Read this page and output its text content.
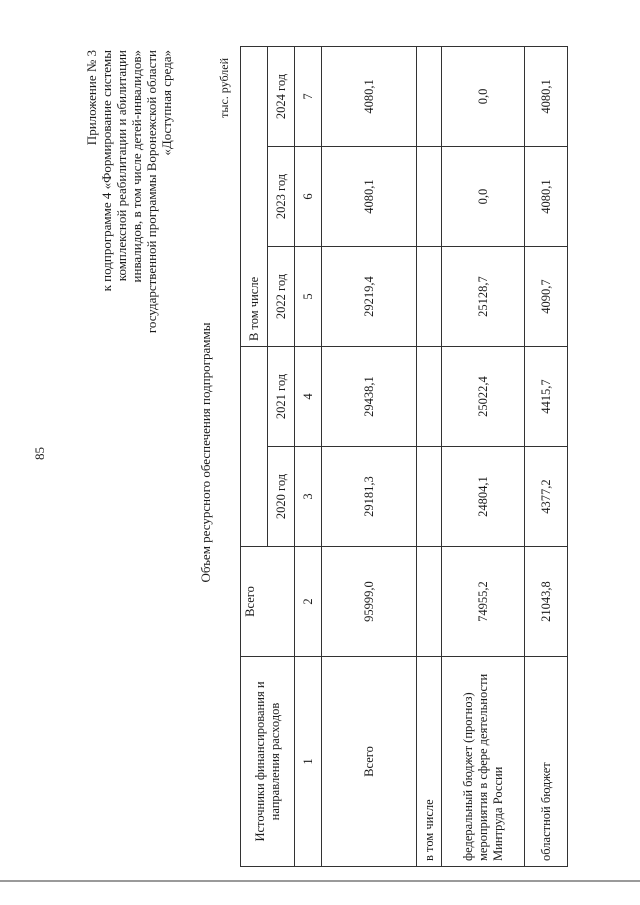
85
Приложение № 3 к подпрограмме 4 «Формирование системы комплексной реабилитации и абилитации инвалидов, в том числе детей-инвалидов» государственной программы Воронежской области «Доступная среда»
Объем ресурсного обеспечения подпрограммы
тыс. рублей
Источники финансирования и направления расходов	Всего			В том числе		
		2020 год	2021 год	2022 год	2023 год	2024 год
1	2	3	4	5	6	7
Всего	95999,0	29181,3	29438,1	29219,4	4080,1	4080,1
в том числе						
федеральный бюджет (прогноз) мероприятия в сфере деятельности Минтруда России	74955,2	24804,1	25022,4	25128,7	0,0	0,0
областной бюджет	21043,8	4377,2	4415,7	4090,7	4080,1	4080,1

- - -

### Your objective
Retype each record exactly as it stands, but do not include the pictures.

### Final result
Read this page and output its text content.
85
Приложение № 3 к подпрограмме 4 «Формирование системы комплексной реабилитации и абилитации инвалидов, в том числе детей-инвалидов» государственной программы Воронежской области «Доступная среда»
Объем ресурсного обеспечения подпрограммы
тыс. рублей
Источники финансирования и направления расходов	Всего			В том числе		
		2020 год	2021 год	2022 год	2023 год	2024 год
1	2	3	4	5	6	7
Всего	95999,0	29181,3	29438,1	29219,4	4080,1	4080,1
в том числе						
федеральный бюджет (прогноз) мероприятия в сфере деятельности Минтруда России	74955,2	24804,1	25022,4	25128,7	0,0	0,0
областной бюджет	21043,8	4377,2	4415,7	4090,7	4080,1	4080,1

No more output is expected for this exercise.